— BEGIN —

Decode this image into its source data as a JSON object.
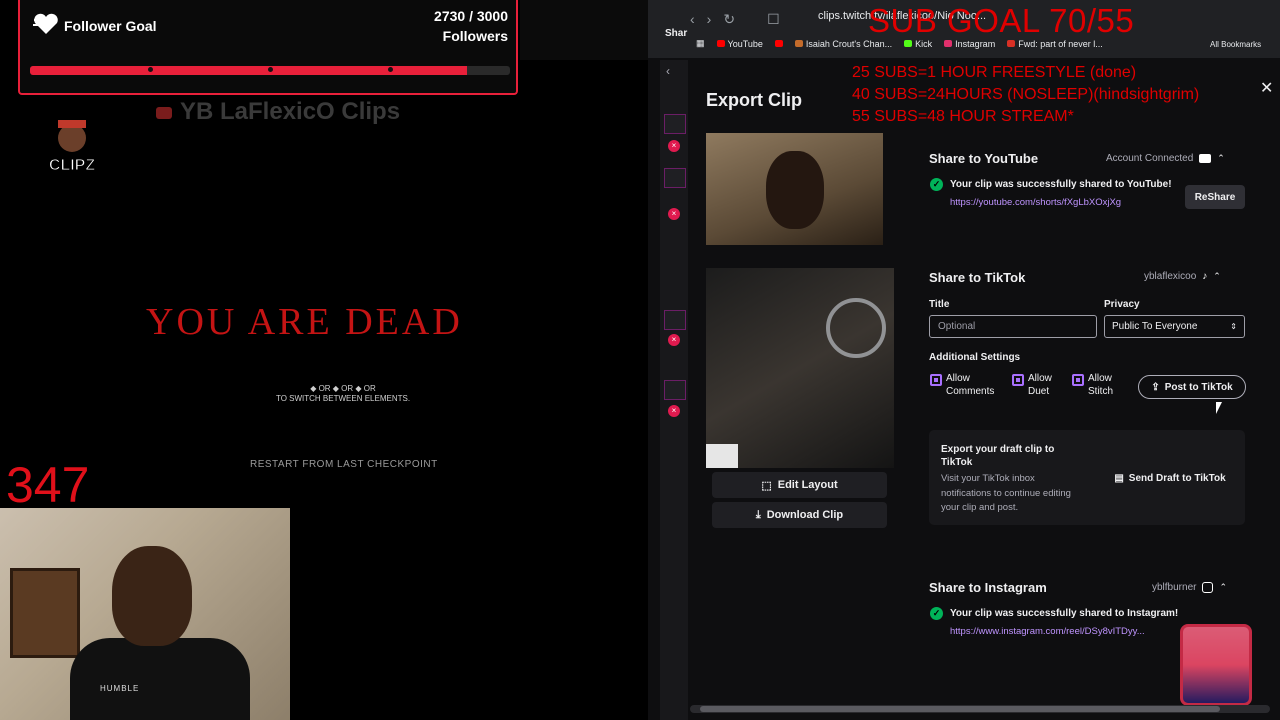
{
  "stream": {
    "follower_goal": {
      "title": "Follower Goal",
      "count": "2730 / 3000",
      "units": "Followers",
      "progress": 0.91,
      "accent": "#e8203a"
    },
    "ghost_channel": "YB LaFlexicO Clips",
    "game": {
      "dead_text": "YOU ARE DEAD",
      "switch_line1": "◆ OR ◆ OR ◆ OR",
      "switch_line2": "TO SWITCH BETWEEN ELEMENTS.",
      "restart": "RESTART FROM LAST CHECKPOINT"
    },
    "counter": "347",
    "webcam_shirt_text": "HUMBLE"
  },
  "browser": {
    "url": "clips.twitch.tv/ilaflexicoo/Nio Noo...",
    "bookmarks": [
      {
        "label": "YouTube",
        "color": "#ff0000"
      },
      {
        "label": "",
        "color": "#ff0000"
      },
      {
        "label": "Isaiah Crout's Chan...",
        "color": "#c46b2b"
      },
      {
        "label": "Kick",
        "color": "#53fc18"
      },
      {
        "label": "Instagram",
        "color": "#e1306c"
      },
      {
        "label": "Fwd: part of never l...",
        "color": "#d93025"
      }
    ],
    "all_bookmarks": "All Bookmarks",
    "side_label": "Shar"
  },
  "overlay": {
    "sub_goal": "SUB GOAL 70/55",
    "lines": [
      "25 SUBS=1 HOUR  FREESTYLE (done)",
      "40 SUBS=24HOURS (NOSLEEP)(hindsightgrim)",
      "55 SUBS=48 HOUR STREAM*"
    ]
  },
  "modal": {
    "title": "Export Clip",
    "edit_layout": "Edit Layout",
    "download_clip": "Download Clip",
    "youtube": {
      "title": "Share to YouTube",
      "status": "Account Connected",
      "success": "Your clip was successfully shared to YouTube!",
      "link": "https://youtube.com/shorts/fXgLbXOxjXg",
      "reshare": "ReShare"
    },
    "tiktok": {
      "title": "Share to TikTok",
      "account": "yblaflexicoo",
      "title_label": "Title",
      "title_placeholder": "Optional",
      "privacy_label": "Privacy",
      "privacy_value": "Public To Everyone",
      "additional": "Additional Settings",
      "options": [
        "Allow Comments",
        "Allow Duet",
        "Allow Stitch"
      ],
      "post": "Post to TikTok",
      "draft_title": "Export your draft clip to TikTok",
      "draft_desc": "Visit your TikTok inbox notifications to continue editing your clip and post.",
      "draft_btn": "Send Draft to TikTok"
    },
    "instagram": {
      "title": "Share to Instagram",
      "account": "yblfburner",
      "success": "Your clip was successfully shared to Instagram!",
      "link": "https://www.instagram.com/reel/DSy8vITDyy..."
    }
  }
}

— END —

**GOAL:** Track down all lines above with the string "success" and copy them.

**REPLY TO THE EXERCISE:**
      "success": "Your clip was successfully shared to YouTube!",
      "success": "Your clip was successfully shared to Instagram!",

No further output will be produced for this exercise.